**DIRECTION**
From the entries that follow, list every line in which the string "Estimated" appears.

**GIVEN ENTRIES**

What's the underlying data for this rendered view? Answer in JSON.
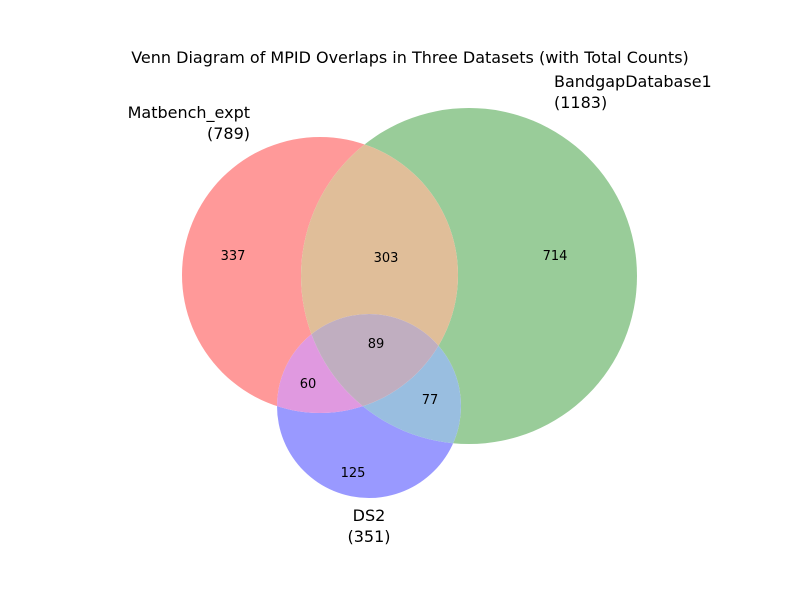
{
  "title": "Venn Diagram of MPID Overlaps in Three Datasets (with Total Counts)",
  "colors": {
    "matbench": "#ff9999",
    "bandgap": "#99cc99",
    "ds2": "#9999ff",
    "matbench_bandgap": "#e0be99",
    "matbench_ds2": "#e099e0",
    "bandgap_ds2": "#99bee0",
    "all_three": "#c0aec0"
  },
  "sets": {
    "matbench": {
      "name": "Matbench_expt",
      "total": "(789)"
    },
    "bandgap": {
      "name": "BandgapDatabase1",
      "total": "(1183)"
    },
    "ds2": {
      "name": "DS2",
      "total": "(351)"
    }
  },
  "regions": {
    "matbench_only": "337",
    "bandgap_only": "714",
    "ds2_only": "125",
    "matbench_bandgap": "303",
    "matbench_ds2": "60",
    "bandgap_ds2": "77",
    "all_three": "89"
  }
}
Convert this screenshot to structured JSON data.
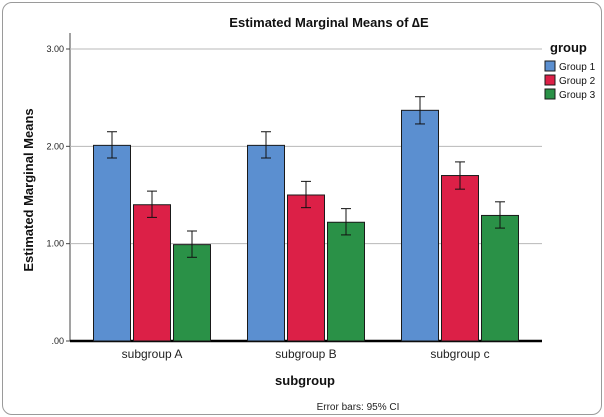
{
  "chart_data": {
    "type": "bar",
    "title": "Estimated Marginal Means of ∆E",
    "xlabel": "subgroup",
    "ylabel": "Estimated Marginal Means",
    "ylim": [
      0,
      3.0
    ],
    "yticks": [
      0,
      1.0,
      2.0,
      3.0
    ],
    "ytick_labels": [
      ".00",
      "1.00",
      "2.00",
      "3.00"
    ],
    "grid": true,
    "legend_title": "group",
    "legend_position": "right",
    "categories": [
      "subgroup A",
      "subgroup B",
      "subgroup c"
    ],
    "series": [
      {
        "name": "Group 1",
        "color": "#5b8fd0",
        "values": [
          2.01,
          2.01,
          2.37
        ],
        "err_low": [
          1.88,
          1.88,
          2.23
        ],
        "err_high": [
          2.15,
          2.15,
          2.51
        ]
      },
      {
        "name": "Group 2",
        "color": "#dc2047",
        "values": [
          1.4,
          1.5,
          1.7
        ],
        "err_low": [
          1.27,
          1.37,
          1.56
        ],
        "err_high": [
          1.54,
          1.64,
          1.84
        ]
      },
      {
        "name": "Group 3",
        "color": "#2a9147",
        "values": [
          0.99,
          1.22,
          1.29
        ],
        "err_low": [
          0.86,
          1.09,
          1.16
        ],
        "err_high": [
          1.13,
          1.36,
          1.43
        ]
      }
    ],
    "footnote": "Error bars: 95% CI"
  }
}
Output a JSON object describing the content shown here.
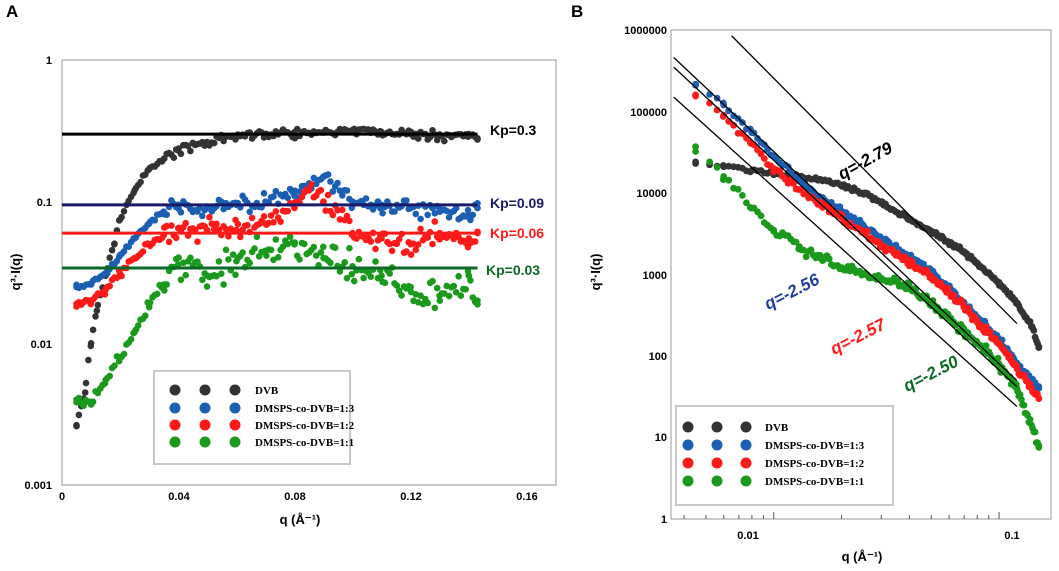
{
  "panels": [
    {
      "letter": "A",
      "xlabel": "q (Å⁻¹)",
      "ylabel": "q³·I(q)",
      "x_ticks": [
        "0",
        "0.04",
        "0.08",
        "0.12",
        "0.16"
      ],
      "y_ticks": [
        "1",
        "0.1",
        "0.01",
        "0.001"
      ],
      "legend": [
        "DVB",
        "DMSPS-co-DVB=1:3",
        "DMSPS-co-DVB=1:2",
        "DMSPS-co-DVB=1:1"
      ],
      "annotations": [
        "Kp=0.3",
        "Kp=0.09",
        "Kp=0.06",
        "Kp=0.03"
      ]
    },
    {
      "letter": "B",
      "xlabel": "q (Å⁻¹)",
      "ylabel": "q³·I(q)",
      "x_ticks": [
        "0.01",
        "0.1"
      ],
      "y_ticks": [
        "1000000",
        "100000",
        "10000",
        "1000",
        "100",
        "10",
        "1"
      ],
      "legend": [
        "DVB",
        "DMSPS-co-DVB=1:3",
        "DMSPS-co-DVB=1:2",
        "DMSPS-co-DVB=1:1"
      ],
      "annotations": [
        "q=-2.79",
        "q=-2.56",
        "q=-2.57",
        "q=-2.50"
      ]
    }
  ],
  "colors": {
    "dvb": "#333333",
    "ratio13": "#1a5fb4",
    "ratio12": "#ff1a1a",
    "ratio11": "#1a9a1a",
    "kp03": "#000000",
    "kp009": "#1b1b6b",
    "kp006": "#ff1a1a",
    "kp003": "#0b6a25",
    "slope279": "#000000",
    "slope256": "#1f3ea0",
    "slope257": "#ff1a1a",
    "slope250": "#0b6a25"
  },
  "chart_data": [
    {
      "type": "scatter",
      "panel": "A",
      "title": "",
      "xlabel": "q (Å⁻¹)",
      "ylabel": "q³·I(q)",
      "xlim": [
        0,
        0.17
      ],
      "ylim": [
        0.001,
        1
      ],
      "yscale": "log",
      "grid": false,
      "legend_position": "bottom-center",
      "series": [
        {
          "name": "DVB",
          "x": [
            0.005,
            0.008,
            0.01,
            0.012,
            0.015,
            0.018,
            0.02,
            0.025,
            0.03,
            0.035,
            0.04,
            0.05,
            0.06,
            0.07,
            0.08,
            0.09,
            0.1,
            0.11,
            0.12,
            0.13,
            0.14,
            0.143
          ],
          "y": [
            0.0026,
            0.0045,
            0.01,
            0.017,
            0.03,
            0.05,
            0.075,
            0.12,
            0.17,
            0.2,
            0.23,
            0.26,
            0.29,
            0.3,
            0.31,
            0.31,
            0.32,
            0.31,
            0.3,
            0.29,
            0.3,
            0.28
          ]
        },
        {
          "name": "DMSPS-co-DVB=1:3",
          "x": [
            0.005,
            0.01,
            0.015,
            0.02,
            0.025,
            0.03,
            0.035,
            0.04,
            0.05,
            0.06,
            0.07,
            0.08,
            0.085,
            0.09,
            0.1,
            0.11,
            0.12,
            0.13,
            0.14,
            0.143
          ],
          "y": [
            0.025,
            0.026,
            0.031,
            0.042,
            0.055,
            0.07,
            0.085,
            0.095,
            0.09,
            0.095,
            0.1,
            0.11,
            0.13,
            0.15,
            0.1,
            0.095,
            0.09,
            0.085,
            0.08,
            0.09
          ]
        },
        {
          "name": "DMSPS-co-DVB=1:2",
          "x": [
            0.005,
            0.01,
            0.015,
            0.02,
            0.025,
            0.03,
            0.035,
            0.04,
            0.05,
            0.06,
            0.07,
            0.08,
            0.085,
            0.09,
            0.1,
            0.11,
            0.12,
            0.13,
            0.14,
            0.143
          ],
          "y": [
            0.019,
            0.02,
            0.024,
            0.031,
            0.04,
            0.05,
            0.058,
            0.065,
            0.062,
            0.063,
            0.07,
            0.09,
            0.12,
            0.1,
            0.06,
            0.055,
            0.05,
            0.06,
            0.055,
            0.06
          ]
        },
        {
          "name": "DMSPS-co-DVB=1:1",
          "x": [
            0.005,
            0.01,
            0.015,
            0.02,
            0.025,
            0.03,
            0.035,
            0.04,
            0.05,
            0.06,
            0.07,
            0.08,
            0.09,
            0.1,
            0.11,
            0.12,
            0.13,
            0.14,
            0.143
          ],
          "y": [
            0.004,
            0.0037,
            0.0055,
            0.008,
            0.012,
            0.018,
            0.026,
            0.036,
            0.03,
            0.038,
            0.045,
            0.05,
            0.04,
            0.035,
            0.03,
            0.025,
            0.02,
            0.03,
            0.02
          ]
        }
      ],
      "reference_lines": [
        {
          "label": "Kp=0.3",
          "y": 0.3,
          "x_range": [
            0,
            0.143
          ]
        },
        {
          "label": "Kp=0.09",
          "y": 0.095,
          "x_range": [
            0,
            0.143
          ]
        },
        {
          "label": "Kp=0.06",
          "y": 0.06,
          "x_range": [
            0,
            0.143
          ]
        },
        {
          "label": "Kp=0.03",
          "y": 0.034,
          "x_range": [
            0,
            0.143
          ]
        }
      ]
    },
    {
      "type": "scatter",
      "panel": "B",
      "title": "",
      "xlabel": "q (Å⁻¹)",
      "ylabel": "q³·I(q)",
      "xscale": "log",
      "yscale": "log",
      "xlim": [
        0.0035,
        0.17
      ],
      "ylim": [
        1,
        1000000
      ],
      "grid": false,
      "legend_position": "bottom-left",
      "series": [
        {
          "name": "DVB",
          "x": [
            0.0045,
            0.006,
            0.008,
            0.01,
            0.013,
            0.016,
            0.02,
            0.025,
            0.03,
            0.04,
            0.05,
            0.06,
            0.07,
            0.08,
            0.1,
            0.12,
            0.14,
            0.15
          ],
          "y": [
            23000,
            21000,
            19000,
            17500,
            16000,
            14500,
            12500,
            10000,
            7500,
            4800,
            3400,
            2500,
            1900,
            1350,
            800,
            450,
            230,
            130
          ]
        },
        {
          "name": "DMSPS-co-DVB=1:3",
          "x": [
            0.0045,
            0.006,
            0.008,
            0.01,
            0.013,
            0.016,
            0.02,
            0.025,
            0.03,
            0.04,
            0.05,
            0.06,
            0.07,
            0.08,
            0.1,
            0.12,
            0.15
          ],
          "y": [
            210000,
            120000,
            55000,
            28000,
            14000,
            9000,
            6000,
            4000,
            2700,
            1700,
            1100,
            700,
            450,
            300,
            160,
            80,
            40
          ]
        },
        {
          "name": "DMSPS-co-DVB=1:2",
          "x": [
            0.0045,
            0.006,
            0.008,
            0.01,
            0.013,
            0.016,
            0.02,
            0.025,
            0.03,
            0.04,
            0.05,
            0.06,
            0.07,
            0.08,
            0.1,
            0.12,
            0.15
          ],
          "y": [
            160000,
            90000,
            40000,
            20000,
            11000,
            7500,
            5000,
            3400,
            2300,
            1400,
            950,
            600,
            400,
            260,
            140,
            70,
            30
          ]
        },
        {
          "name": "DMSPS-co-DVB=1:1",
          "x": [
            0.0045,
            0.006,
            0.008,
            0.01,
            0.013,
            0.016,
            0.02,
            0.025,
            0.03,
            0.04,
            0.05,
            0.06,
            0.07,
            0.08,
            0.1,
            0.12,
            0.15
          ],
          "y": [
            37000,
            16000,
            6500,
            3500,
            2200,
            1600,
            1200,
            1000,
            900,
            700,
            450,
            300,
            200,
            140,
            80,
            40,
            8
          ]
        }
      ],
      "fit_lines": [
        {
          "label": "q=-2.79",
          "slope": -2.79,
          "from": [
            0.0065,
            850000
          ],
          "to": [
            0.12,
            250
          ]
        },
        {
          "label": "q=-2.56",
          "slope": -2.56,
          "from": [
            0.0036,
            460000
          ],
          "to": [
            0.12,
            50
          ]
        },
        {
          "label": "q=-2.57",
          "slope": -2.57,
          "from": [
            0.0036,
            350000
          ],
          "to": [
            0.12,
            42
          ]
        },
        {
          "label": "q=-2.50",
          "slope": -2.5,
          "from": [
            0.0036,
            150000
          ],
          "to": [
            0.12,
            24
          ]
        }
      ]
    }
  ]
}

**FINISHED EXERCISE**
    "title": "Estimated Marginal Means of ∆E",
    "ylabel": "Estimated Marginal Means",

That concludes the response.